## Task goal:
Reproduce the records below in full and exactly, without their images.

## Stored data:
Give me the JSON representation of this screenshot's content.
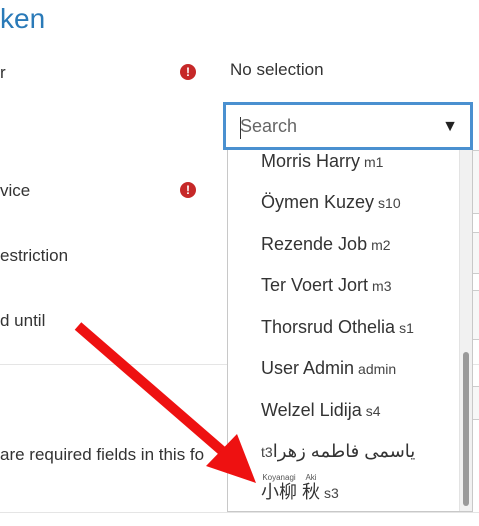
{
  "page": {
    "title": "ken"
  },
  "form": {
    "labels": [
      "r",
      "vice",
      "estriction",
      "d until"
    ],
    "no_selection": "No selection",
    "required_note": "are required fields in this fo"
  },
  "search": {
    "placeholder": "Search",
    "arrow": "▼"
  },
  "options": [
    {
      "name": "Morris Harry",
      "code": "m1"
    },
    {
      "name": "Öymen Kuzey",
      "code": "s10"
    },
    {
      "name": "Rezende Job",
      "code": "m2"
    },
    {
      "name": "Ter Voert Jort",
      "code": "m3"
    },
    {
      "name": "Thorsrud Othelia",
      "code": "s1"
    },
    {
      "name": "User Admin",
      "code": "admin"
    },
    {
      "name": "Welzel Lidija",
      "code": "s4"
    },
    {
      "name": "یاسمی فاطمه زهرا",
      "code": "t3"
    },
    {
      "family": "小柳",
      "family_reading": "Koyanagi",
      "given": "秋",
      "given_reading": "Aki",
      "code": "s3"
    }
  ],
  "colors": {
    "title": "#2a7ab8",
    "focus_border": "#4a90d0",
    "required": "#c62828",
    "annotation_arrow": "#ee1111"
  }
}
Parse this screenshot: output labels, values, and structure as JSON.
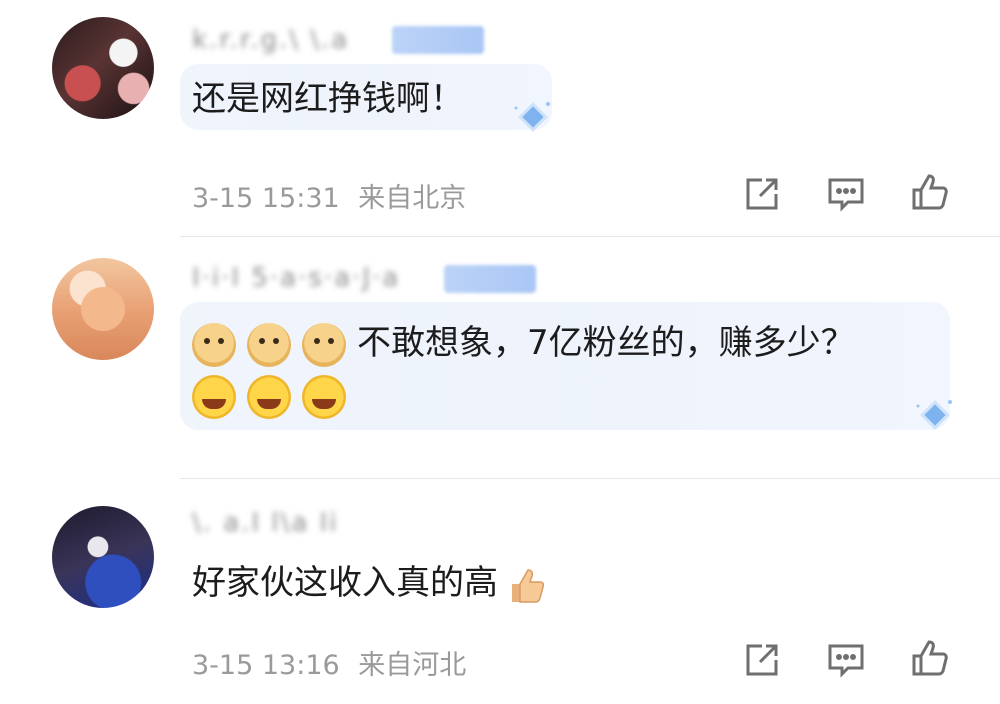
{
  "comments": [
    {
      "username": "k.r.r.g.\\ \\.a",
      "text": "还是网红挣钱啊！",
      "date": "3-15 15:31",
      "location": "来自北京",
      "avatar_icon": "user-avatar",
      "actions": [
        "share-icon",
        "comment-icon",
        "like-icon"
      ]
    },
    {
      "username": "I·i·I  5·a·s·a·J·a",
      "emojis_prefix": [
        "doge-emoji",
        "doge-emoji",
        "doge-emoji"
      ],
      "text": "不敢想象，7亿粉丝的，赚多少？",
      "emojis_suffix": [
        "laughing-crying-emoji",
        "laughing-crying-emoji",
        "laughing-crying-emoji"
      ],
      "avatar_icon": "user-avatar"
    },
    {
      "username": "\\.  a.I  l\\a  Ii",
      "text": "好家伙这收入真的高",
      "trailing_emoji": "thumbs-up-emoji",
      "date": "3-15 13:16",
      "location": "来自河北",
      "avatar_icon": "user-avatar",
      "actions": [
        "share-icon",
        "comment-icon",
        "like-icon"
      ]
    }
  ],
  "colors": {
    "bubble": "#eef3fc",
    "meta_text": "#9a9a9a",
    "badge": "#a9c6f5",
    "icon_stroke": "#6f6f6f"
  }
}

## Result of the exercise:
Give me the JSON representation of this screenshot's content.
{
  "page": {
    "title": "ken"
  },
  "form": {
    "labels": [
      "r",
      "vice",
      "estriction",
      "d until"
    ],
    "no_selection": "No selection",
    "required_note": "are required fields in this fo"
  },
  "search": {
    "placeholder": "Search",
    "arrow": "▼"
  },
  "options": [
    {
      "name": "Morris Harry",
      "code": "m1"
    },
    {
      "name": "Öymen Kuzey",
      "code": "s10"
    },
    {
      "name": "Rezende Job",
      "code": "m2"
    },
    {
      "name": "Ter Voert Jort",
      "code": "m3"
    },
    {
      "name": "Thorsrud Othelia",
      "code": "s1"
    },
    {
      "name": "User Admin",
      "code": "admin"
    },
    {
      "name": "Welzel Lidija",
      "code": "s4"
    },
    {
      "name": "یاسمی فاطمه زهرا",
      "code": "t3"
    },
    {
      "family": "小柳",
      "family_reading": "Koyanagi",
      "given": "秋",
      "given_reading": "Aki",
      "code": "s3"
    }
  ],
  "colors": {
    "title": "#2a7ab8",
    "focus_border": "#4a90d0",
    "required": "#c62828",
    "annotation_arrow": "#ee1111"
  }
}
Parse this screenshot: output labels, values, and structure as JSON.
{
  "comments": [
    {
      "username": "k.r.r.g.\\ \\.a",
      "text": "还是网红挣钱啊！",
      "date": "3-15 15:31",
      "location": "来自北京",
      "avatar_icon": "user-avatar",
      "actions": [
        "share-icon",
        "comment-icon",
        "like-icon"
      ]
    },
    {
      "username": "I·i·I  5·a·s·a·J·a",
      "emojis_prefix": [
        "doge-emoji",
        "doge-emoji",
        "doge-emoji"
      ],
      "text": "不敢想象，7亿粉丝的，赚多少？",
      "emojis_suffix": [
        "laughing-crying-emoji",
        "laughing-crying-emoji",
        "laughing-crying-emoji"
      ],
      "avatar_icon": "user-avatar"
    },
    {
      "username": "\\.  a.I  l\\a  Ii",
      "text": "好家伙这收入真的高",
      "trailing_emoji": "thumbs-up-emoji",
      "date": "3-15 13:16",
      "location": "来自河北",
      "avatar_icon": "user-avatar",
      "actions": [
        "share-icon",
        "comment-icon",
        "like-icon"
      ]
    }
  ],
  "colors": {
    "bubble": "#eef3fc",
    "meta_text": "#9a9a9a",
    "badge": "#a9c6f5",
    "icon_stroke": "#6f6f6f"
  }
}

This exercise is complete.